[Source data]
--*--
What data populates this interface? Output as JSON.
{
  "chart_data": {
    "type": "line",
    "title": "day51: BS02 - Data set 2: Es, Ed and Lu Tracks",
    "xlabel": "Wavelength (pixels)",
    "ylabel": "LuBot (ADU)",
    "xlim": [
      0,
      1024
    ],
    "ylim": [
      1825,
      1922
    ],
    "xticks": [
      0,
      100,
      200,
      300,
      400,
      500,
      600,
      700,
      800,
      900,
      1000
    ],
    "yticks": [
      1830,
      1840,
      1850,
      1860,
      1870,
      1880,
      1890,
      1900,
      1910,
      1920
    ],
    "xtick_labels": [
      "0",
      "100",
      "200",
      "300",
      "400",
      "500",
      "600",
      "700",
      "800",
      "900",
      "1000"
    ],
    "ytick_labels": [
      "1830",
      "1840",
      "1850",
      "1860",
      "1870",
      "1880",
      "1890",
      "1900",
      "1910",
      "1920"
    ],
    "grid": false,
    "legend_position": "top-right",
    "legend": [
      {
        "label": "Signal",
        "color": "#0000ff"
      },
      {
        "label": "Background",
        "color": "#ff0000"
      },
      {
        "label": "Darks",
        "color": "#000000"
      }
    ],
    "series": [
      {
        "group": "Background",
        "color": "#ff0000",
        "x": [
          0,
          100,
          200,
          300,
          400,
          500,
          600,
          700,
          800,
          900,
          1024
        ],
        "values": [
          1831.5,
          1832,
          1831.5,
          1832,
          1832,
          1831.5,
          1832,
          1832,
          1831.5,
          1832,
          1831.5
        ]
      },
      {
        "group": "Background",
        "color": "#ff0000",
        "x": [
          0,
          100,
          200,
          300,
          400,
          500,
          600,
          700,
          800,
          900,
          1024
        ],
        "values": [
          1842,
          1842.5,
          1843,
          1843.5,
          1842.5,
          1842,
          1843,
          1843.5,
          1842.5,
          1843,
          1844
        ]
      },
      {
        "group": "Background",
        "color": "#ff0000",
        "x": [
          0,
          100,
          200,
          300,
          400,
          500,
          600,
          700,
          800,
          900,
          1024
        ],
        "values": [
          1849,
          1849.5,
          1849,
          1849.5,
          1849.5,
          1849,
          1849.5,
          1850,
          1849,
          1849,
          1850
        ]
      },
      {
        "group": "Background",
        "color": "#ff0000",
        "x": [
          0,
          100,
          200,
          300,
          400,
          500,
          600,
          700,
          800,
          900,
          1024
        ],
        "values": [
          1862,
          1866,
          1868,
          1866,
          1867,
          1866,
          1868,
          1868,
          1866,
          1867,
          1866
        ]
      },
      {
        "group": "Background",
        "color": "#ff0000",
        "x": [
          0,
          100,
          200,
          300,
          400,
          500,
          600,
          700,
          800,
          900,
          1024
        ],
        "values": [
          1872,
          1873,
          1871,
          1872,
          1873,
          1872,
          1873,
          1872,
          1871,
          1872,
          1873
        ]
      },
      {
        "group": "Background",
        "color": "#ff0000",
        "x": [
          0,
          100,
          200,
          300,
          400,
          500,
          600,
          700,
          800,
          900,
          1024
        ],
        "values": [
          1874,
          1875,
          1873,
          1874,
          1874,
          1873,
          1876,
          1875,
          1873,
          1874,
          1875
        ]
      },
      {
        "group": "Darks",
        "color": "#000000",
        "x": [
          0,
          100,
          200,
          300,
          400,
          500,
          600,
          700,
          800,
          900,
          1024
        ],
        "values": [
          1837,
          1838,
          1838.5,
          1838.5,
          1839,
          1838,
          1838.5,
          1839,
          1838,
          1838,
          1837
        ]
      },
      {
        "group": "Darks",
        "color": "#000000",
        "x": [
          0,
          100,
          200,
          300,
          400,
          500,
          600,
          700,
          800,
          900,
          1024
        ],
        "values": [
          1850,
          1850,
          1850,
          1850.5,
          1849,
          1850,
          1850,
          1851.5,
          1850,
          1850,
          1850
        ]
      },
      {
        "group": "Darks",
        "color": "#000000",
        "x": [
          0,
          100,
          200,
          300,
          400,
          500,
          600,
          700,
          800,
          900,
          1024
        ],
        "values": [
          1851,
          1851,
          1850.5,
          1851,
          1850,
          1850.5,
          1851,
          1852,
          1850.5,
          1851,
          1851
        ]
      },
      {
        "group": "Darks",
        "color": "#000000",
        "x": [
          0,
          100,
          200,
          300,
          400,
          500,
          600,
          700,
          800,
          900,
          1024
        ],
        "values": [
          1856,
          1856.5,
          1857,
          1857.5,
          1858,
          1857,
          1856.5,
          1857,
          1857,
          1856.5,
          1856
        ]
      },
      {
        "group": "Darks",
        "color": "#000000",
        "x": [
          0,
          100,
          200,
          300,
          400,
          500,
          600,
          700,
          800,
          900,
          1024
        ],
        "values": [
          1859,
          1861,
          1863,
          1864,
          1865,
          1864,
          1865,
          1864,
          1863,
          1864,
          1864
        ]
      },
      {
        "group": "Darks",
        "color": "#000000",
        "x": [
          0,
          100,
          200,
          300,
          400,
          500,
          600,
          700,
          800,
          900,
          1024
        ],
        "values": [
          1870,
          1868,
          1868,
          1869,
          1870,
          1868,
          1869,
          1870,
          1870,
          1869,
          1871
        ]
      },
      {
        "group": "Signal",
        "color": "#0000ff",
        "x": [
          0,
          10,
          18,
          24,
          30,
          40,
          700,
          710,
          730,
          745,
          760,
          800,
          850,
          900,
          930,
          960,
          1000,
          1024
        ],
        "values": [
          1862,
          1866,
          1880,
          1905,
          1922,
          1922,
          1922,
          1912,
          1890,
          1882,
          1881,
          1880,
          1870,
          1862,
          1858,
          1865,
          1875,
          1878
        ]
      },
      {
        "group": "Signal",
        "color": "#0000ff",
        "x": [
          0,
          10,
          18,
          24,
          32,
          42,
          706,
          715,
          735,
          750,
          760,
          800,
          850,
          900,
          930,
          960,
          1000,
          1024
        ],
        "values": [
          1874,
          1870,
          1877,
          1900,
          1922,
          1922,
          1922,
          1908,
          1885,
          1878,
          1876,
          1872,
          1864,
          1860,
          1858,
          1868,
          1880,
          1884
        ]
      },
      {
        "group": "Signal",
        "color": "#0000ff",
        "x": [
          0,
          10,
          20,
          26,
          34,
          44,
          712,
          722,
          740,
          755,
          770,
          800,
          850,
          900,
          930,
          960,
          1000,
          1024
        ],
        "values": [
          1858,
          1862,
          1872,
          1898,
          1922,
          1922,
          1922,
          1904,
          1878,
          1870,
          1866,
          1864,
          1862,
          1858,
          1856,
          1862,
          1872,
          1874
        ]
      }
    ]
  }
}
--*--
Please set down the whole listing above without altering a single line.

What data populates this interface? Output as JSON.
{
  "chart_data": {
    "type": "line",
    "title": "day51: BS02 - Data set 2: Es, Ed and Lu Tracks",
    "xlabel": "Wavelength (pixels)",
    "ylabel": "LuBot (ADU)",
    "xlim": [
      0,
      1024
    ],
    "ylim": [
      1825,
      1922
    ],
    "xticks": [
      0,
      100,
      200,
      300,
      400,
      500,
      600,
      700,
      800,
      900,
      1000
    ],
    "yticks": [
      1830,
      1840,
      1850,
      1860,
      1870,
      1880,
      1890,
      1900,
      1910,
      1920
    ],
    "xtick_labels": [
      "0",
      "100",
      "200",
      "300",
      "400",
      "500",
      "600",
      "700",
      "800",
      "900",
      "1000"
    ],
    "ytick_labels": [
      "1830",
      "1840",
      "1850",
      "1860",
      "1870",
      "1880",
      "1890",
      "1900",
      "1910",
      "1920"
    ],
    "grid": false,
    "legend_position": "top-right",
    "legend": [
      {
        "label": "Signal",
        "color": "#0000ff"
      },
      {
        "label": "Background",
        "color": "#ff0000"
      },
      {
        "label": "Darks",
        "color": "#000000"
      }
    ],
    "series": [
      {
        "group": "Background",
        "color": "#ff0000",
        "x": [
          0,
          100,
          200,
          300,
          400,
          500,
          600,
          700,
          800,
          900,
          1024
        ],
        "values": [
          1831.5,
          1832,
          1831.5,
          1832,
          1832,
          1831.5,
          1832,
          1832,
          1831.5,
          1832,
          1831.5
        ]
      },
      {
        "group": "Background",
        "color": "#ff0000",
        "x": [
          0,
          100,
          200,
          300,
          400,
          500,
          600,
          700,
          800,
          900,
          1024
        ],
        "values": [
          1842,
          1842.5,
          1843,
          1843.5,
          1842.5,
          1842,
          1843,
          1843.5,
          1842.5,
          1843,
          1844
        ]
      },
      {
        "group": "Background",
        "color": "#ff0000",
        "x": [
          0,
          100,
          200,
          300,
          400,
          500,
          600,
          700,
          800,
          900,
          1024
        ],
        "values": [
          1849,
          1849.5,
          1849,
          1849.5,
          1849.5,
          1849,
          1849.5,
          1850,
          1849,
          1849,
          1850
        ]
      },
      {
        "group": "Background",
        "color": "#ff0000",
        "x": [
          0,
          100,
          200,
          300,
          400,
          500,
          600,
          700,
          800,
          900,
          1024
        ],
        "values": [
          1862,
          1866,
          1868,
          1866,
          1867,
          1866,
          1868,
          1868,
          1866,
          1867,
          1866
        ]
      },
      {
        "group": "Background",
        "color": "#ff0000",
        "x": [
          0,
          100,
          200,
          300,
          400,
          500,
          600,
          700,
          800,
          900,
          1024
        ],
        "values": [
          1872,
          1873,
          1871,
          1872,
          1873,
          1872,
          1873,
          1872,
          1871,
          1872,
          1873
        ]
      },
      {
        "group": "Background",
        "color": "#ff0000",
        "x": [
          0,
          100,
          200,
          300,
          400,
          500,
          600,
          700,
          800,
          900,
          1024
        ],
        "values": [
          1874,
          1875,
          1873,
          1874,
          1874,
          1873,
          1876,
          1875,
          1873,
          1874,
          1875
        ]
      },
      {
        "group": "Darks",
        "color": "#000000",
        "x": [
          0,
          100,
          200,
          300,
          400,
          500,
          600,
          700,
          800,
          900,
          1024
        ],
        "values": [
          1837,
          1838,
          1838.5,
          1838.5,
          1839,
          1838,
          1838.5,
          1839,
          1838,
          1838,
          1837
        ]
      },
      {
        "group": "Darks",
        "color": "#000000",
        "x": [
          0,
          100,
          200,
          300,
          400,
          500,
          600,
          700,
          800,
          900,
          1024
        ],
        "values": [
          1850,
          1850,
          1850,
          1850.5,
          1849,
          1850,
          1850,
          1851.5,
          1850,
          1850,
          1850
        ]
      },
      {
        "group": "Darks",
        "color": "#000000",
        "x": [
          0,
          100,
          200,
          300,
          400,
          500,
          600,
          700,
          800,
          900,
          1024
        ],
        "values": [
          1851,
          1851,
          1850.5,
          1851,
          1850,
          1850.5,
          1851,
          1852,
          1850.5,
          1851,
          1851
        ]
      },
      {
        "group": "Darks",
        "color": "#000000",
        "x": [
          0,
          100,
          200,
          300,
          400,
          500,
          600,
          700,
          800,
          900,
          1024
        ],
        "values": [
          1856,
          1856.5,
          1857,
          1857.5,
          1858,
          1857,
          1856.5,
          1857,
          1857,
          1856.5,
          1856
        ]
      },
      {
        "group": "Darks",
        "color": "#000000",
        "x": [
          0,
          100,
          200,
          300,
          400,
          500,
          600,
          700,
          800,
          900,
          1024
        ],
        "values": [
          1859,
          1861,
          1863,
          1864,
          1865,
          1864,
          1865,
          1864,
          1863,
          1864,
          1864
        ]
      },
      {
        "group": "Darks",
        "color": "#000000",
        "x": [
          0,
          100,
          200,
          300,
          400,
          500,
          600,
          700,
          800,
          900,
          1024
        ],
        "values": [
          1870,
          1868,
          1868,
          1869,
          1870,
          1868,
          1869,
          1870,
          1870,
          1869,
          1871
        ]
      },
      {
        "group": "Signal",
        "color": "#0000ff",
        "x": [
          0,
          10,
          18,
          24,
          30,
          40,
          700,
          710,
          730,
          745,
          760,
          800,
          850,
          900,
          930,
          960,
          1000,
          1024
        ],
        "values": [
          1862,
          1866,
          1880,
          1905,
          1922,
          1922,
          1922,
          1912,
          1890,
          1882,
          1881,
          1880,
          1870,
          1862,
          1858,
          1865,
          1875,
          1878
        ]
      },
      {
        "group": "Signal",
        "color": "#0000ff",
        "x": [
          0,
          10,
          18,
          24,
          32,
          42,
          706,
          715,
          735,
          750,
          760,
          800,
          850,
          900,
          930,
          960,
          1000,
          1024
        ],
        "values": [
          1874,
          1870,
          1877,
          1900,
          1922,
          1922,
          1922,
          1908,
          1885,
          1878,
          1876,
          1872,
          1864,
          1860,
          1858,
          1868,
          1880,
          1884
        ]
      },
      {
        "group": "Signal",
        "color": "#0000ff",
        "x": [
          0,
          10,
          20,
          26,
          34,
          44,
          712,
          722,
          740,
          755,
          770,
          800,
          850,
          900,
          930,
          960,
          1000,
          1024
        ],
        "values": [
          1858,
          1862,
          1872,
          1898,
          1922,
          1922,
          1922,
          1904,
          1878,
          1870,
          1866,
          1864,
          1862,
          1858,
          1856,
          1862,
          1872,
          1874
        ]
      }
    ]
  }
}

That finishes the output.